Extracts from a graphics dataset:
*****

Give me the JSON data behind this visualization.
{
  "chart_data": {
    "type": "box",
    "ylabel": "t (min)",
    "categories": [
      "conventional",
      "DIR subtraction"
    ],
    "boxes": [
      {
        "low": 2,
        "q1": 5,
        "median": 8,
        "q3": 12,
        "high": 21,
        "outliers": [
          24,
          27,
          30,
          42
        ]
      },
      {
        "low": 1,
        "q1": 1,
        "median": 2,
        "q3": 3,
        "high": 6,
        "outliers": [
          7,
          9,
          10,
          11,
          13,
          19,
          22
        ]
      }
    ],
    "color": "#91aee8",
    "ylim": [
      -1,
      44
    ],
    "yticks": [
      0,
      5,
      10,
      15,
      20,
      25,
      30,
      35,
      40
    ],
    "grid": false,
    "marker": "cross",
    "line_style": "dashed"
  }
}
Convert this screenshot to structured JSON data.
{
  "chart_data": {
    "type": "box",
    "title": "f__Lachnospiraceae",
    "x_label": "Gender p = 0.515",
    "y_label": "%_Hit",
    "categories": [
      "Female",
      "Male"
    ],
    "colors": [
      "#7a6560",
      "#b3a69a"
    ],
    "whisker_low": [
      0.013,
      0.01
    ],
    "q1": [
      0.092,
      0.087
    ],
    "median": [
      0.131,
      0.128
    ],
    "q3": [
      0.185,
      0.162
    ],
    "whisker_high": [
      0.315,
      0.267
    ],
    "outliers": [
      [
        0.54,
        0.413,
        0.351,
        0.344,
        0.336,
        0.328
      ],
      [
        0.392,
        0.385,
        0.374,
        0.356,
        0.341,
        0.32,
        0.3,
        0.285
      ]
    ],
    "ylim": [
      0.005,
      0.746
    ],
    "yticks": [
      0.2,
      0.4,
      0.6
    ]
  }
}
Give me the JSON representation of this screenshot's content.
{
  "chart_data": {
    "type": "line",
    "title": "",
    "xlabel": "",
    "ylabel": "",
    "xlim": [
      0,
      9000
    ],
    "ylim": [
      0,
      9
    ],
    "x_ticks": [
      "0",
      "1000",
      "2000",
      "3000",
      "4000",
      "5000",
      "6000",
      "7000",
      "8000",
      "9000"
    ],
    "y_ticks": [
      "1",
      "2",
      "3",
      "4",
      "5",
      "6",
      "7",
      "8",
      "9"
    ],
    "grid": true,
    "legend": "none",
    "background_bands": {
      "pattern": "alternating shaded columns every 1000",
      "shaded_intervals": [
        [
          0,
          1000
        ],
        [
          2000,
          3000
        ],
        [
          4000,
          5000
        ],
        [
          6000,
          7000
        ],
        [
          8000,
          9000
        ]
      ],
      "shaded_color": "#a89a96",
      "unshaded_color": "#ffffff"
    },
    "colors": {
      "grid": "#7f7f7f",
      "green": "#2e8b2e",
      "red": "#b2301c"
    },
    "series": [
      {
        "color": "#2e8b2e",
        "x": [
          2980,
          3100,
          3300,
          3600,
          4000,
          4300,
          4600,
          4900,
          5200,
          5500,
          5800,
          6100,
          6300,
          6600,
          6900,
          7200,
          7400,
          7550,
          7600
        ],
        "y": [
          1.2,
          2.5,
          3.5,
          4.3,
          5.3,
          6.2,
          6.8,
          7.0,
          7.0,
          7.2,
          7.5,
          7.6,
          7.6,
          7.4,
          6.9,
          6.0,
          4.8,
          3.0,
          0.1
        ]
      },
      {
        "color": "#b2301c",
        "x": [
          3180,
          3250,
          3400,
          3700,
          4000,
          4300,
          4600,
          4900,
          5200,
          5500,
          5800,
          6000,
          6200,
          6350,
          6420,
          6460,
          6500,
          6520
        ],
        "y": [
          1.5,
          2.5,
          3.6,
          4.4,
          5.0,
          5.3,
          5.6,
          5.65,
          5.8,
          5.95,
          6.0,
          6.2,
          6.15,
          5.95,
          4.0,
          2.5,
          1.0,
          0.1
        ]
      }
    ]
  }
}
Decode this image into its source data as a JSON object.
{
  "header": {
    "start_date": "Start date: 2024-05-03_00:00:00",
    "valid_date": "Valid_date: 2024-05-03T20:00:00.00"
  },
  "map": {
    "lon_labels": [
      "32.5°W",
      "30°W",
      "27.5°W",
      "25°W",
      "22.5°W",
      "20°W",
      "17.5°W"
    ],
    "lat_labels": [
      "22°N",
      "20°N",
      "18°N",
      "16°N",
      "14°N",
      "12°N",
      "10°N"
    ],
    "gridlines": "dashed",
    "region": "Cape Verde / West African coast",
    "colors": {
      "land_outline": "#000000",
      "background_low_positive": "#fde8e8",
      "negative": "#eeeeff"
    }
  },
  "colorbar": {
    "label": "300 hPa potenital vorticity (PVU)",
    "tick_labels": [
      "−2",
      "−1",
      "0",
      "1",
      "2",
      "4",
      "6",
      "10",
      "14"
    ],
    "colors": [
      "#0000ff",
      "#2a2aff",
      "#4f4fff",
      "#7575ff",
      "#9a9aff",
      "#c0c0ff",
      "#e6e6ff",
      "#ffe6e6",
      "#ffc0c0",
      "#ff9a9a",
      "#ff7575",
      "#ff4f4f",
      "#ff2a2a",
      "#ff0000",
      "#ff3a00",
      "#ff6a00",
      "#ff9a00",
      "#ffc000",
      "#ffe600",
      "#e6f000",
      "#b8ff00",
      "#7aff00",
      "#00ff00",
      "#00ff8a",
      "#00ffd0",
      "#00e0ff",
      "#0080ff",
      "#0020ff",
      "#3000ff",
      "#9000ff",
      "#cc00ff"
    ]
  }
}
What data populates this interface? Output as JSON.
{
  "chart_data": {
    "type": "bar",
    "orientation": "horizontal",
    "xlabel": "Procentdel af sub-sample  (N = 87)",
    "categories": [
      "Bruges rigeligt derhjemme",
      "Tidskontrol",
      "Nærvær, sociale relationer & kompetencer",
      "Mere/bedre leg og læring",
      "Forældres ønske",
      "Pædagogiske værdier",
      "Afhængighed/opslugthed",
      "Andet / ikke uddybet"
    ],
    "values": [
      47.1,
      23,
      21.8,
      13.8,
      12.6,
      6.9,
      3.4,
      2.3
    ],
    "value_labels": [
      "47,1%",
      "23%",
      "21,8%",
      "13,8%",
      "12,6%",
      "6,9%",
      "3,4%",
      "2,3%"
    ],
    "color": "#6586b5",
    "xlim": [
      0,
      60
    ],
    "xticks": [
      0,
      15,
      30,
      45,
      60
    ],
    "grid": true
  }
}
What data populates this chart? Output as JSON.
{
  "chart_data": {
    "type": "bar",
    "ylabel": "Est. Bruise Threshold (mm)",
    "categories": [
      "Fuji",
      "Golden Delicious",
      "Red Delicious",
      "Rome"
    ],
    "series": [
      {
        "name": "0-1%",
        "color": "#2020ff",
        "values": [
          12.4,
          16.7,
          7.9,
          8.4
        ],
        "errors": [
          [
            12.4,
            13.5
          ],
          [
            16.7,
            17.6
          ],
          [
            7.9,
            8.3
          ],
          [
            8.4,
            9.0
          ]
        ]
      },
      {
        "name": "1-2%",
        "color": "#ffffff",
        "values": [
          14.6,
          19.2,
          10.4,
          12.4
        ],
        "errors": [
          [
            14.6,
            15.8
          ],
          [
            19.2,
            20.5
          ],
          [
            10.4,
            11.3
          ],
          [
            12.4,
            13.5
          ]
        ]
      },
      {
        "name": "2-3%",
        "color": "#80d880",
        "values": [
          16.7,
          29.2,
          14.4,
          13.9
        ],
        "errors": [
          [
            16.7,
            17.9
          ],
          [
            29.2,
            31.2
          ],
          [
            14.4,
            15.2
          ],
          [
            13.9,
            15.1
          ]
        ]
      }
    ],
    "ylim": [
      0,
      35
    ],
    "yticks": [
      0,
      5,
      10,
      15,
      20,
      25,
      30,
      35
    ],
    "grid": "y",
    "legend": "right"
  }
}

*****

Required task:
Reply with nothing but the number of lines that contain the word "ylabel".

Finished exercise:
3